• [WORK INSTRUCTIONS] In the material below, count the lines with the word "account" and state that number only.

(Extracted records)
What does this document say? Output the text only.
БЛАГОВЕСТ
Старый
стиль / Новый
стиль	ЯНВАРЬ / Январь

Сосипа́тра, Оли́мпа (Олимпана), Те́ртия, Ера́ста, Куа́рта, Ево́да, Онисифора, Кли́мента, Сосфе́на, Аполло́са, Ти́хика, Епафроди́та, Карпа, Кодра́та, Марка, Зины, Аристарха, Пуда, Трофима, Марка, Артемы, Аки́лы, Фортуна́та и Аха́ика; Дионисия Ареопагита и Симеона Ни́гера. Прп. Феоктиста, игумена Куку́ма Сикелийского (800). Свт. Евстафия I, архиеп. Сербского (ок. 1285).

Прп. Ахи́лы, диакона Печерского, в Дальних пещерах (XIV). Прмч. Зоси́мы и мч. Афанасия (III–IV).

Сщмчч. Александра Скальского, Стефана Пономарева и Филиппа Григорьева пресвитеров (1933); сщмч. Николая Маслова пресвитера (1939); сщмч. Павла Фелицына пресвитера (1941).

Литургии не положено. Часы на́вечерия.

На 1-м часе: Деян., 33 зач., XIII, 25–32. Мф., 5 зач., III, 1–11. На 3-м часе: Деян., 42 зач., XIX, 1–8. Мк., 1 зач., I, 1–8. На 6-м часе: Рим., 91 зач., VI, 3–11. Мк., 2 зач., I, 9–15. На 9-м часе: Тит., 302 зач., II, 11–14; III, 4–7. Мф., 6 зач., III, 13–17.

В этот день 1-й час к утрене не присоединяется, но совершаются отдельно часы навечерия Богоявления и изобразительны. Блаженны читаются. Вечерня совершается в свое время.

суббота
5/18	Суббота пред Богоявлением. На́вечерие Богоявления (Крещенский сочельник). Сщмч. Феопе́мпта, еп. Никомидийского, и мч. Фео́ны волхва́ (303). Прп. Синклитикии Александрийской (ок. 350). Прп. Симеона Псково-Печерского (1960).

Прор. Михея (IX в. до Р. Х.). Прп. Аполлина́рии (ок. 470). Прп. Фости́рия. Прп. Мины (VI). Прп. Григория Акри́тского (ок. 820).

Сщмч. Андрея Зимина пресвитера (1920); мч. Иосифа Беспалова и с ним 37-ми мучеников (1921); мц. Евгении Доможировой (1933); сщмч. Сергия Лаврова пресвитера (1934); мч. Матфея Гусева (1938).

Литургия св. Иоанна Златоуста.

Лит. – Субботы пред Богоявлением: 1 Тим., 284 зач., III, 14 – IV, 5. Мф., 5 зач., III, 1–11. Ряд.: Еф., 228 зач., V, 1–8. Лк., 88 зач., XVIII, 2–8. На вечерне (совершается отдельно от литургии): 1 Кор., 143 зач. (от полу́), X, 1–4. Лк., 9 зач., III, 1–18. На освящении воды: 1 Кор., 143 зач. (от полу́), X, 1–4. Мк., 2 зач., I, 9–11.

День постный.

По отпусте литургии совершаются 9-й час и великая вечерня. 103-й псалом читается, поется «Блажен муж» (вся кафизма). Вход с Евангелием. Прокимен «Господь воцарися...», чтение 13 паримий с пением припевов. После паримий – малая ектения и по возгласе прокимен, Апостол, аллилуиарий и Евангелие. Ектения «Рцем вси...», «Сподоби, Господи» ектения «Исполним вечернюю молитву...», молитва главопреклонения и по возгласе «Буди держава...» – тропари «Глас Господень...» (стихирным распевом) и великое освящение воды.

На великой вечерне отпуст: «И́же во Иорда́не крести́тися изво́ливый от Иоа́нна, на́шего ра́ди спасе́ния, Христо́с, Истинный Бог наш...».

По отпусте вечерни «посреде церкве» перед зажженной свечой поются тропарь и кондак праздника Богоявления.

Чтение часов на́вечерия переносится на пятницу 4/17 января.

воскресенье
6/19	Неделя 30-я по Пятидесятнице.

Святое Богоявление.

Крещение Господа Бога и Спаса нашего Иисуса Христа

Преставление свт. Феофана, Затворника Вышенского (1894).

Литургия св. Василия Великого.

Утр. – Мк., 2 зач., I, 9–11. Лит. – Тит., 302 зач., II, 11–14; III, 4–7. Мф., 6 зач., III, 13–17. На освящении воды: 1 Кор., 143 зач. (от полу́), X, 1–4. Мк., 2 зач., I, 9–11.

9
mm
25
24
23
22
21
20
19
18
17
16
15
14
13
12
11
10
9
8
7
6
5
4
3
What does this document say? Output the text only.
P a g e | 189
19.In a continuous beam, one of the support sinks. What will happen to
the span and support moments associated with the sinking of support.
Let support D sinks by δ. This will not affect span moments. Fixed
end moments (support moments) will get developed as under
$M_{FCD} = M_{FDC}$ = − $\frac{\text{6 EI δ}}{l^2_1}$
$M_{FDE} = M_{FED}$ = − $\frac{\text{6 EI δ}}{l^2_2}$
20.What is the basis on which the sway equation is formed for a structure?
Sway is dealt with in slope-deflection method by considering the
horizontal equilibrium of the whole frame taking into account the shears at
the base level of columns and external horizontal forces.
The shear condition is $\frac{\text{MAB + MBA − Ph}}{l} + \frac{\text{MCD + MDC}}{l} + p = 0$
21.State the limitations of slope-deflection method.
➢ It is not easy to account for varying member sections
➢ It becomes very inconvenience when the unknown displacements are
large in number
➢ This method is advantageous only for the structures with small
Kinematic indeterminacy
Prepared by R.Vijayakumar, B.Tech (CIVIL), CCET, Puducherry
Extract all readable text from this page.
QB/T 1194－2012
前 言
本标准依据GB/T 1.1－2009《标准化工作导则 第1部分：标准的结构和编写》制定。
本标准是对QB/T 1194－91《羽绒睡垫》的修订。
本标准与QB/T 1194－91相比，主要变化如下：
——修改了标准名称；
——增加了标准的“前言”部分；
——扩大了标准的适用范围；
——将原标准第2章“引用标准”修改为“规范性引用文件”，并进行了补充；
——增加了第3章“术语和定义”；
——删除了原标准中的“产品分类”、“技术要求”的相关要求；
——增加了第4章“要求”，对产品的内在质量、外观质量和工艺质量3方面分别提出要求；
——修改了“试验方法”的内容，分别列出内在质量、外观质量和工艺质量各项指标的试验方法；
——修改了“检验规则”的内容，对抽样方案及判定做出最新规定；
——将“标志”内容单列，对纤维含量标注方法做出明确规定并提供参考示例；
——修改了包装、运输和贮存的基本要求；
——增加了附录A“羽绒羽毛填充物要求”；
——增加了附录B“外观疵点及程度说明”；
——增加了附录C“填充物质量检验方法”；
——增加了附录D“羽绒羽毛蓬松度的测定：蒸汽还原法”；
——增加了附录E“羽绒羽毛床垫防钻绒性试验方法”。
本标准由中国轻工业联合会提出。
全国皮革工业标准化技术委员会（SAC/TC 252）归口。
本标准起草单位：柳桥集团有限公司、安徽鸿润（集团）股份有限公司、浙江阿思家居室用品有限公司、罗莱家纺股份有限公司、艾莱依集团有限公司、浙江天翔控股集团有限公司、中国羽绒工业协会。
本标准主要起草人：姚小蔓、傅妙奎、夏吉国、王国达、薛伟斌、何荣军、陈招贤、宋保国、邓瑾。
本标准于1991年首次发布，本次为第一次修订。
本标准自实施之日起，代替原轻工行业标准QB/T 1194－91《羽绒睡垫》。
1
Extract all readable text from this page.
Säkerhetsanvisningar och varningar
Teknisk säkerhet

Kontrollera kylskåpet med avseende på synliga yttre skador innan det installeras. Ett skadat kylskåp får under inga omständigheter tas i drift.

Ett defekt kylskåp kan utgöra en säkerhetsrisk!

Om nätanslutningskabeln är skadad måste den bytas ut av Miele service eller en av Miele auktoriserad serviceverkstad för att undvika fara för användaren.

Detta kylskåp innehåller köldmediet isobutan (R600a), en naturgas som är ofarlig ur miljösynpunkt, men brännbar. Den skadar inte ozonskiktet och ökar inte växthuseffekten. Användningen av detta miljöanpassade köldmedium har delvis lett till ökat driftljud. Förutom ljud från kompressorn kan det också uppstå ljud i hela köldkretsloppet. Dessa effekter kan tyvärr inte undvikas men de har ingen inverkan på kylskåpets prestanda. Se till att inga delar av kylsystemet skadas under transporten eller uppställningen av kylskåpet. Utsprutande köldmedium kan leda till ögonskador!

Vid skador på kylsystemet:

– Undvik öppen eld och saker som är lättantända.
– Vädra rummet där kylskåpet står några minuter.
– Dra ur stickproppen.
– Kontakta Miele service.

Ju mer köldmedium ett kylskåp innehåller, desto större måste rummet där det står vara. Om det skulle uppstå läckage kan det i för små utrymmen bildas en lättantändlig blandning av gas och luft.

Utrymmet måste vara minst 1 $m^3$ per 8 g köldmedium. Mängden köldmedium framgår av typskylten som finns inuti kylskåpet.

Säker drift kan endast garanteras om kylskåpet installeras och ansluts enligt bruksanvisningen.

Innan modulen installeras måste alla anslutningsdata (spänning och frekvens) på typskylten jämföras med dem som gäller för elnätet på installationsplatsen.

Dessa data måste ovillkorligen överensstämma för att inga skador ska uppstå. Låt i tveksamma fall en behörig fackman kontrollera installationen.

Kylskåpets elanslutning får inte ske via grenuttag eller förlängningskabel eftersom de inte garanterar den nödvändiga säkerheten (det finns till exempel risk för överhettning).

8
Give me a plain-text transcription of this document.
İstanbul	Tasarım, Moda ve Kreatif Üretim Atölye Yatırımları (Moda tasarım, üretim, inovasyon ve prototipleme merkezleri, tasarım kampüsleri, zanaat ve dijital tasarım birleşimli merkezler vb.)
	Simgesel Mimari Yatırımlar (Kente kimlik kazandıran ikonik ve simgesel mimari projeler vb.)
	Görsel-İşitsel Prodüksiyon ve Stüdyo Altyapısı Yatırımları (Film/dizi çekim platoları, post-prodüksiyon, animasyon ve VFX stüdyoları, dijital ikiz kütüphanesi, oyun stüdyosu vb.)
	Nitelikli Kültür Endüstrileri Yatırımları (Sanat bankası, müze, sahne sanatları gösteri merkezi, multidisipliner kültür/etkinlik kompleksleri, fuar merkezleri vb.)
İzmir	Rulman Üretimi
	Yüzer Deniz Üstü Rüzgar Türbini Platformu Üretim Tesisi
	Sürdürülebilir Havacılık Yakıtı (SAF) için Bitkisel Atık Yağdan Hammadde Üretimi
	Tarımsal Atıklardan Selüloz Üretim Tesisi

• [SOLUTION FOR THIS TASK] 2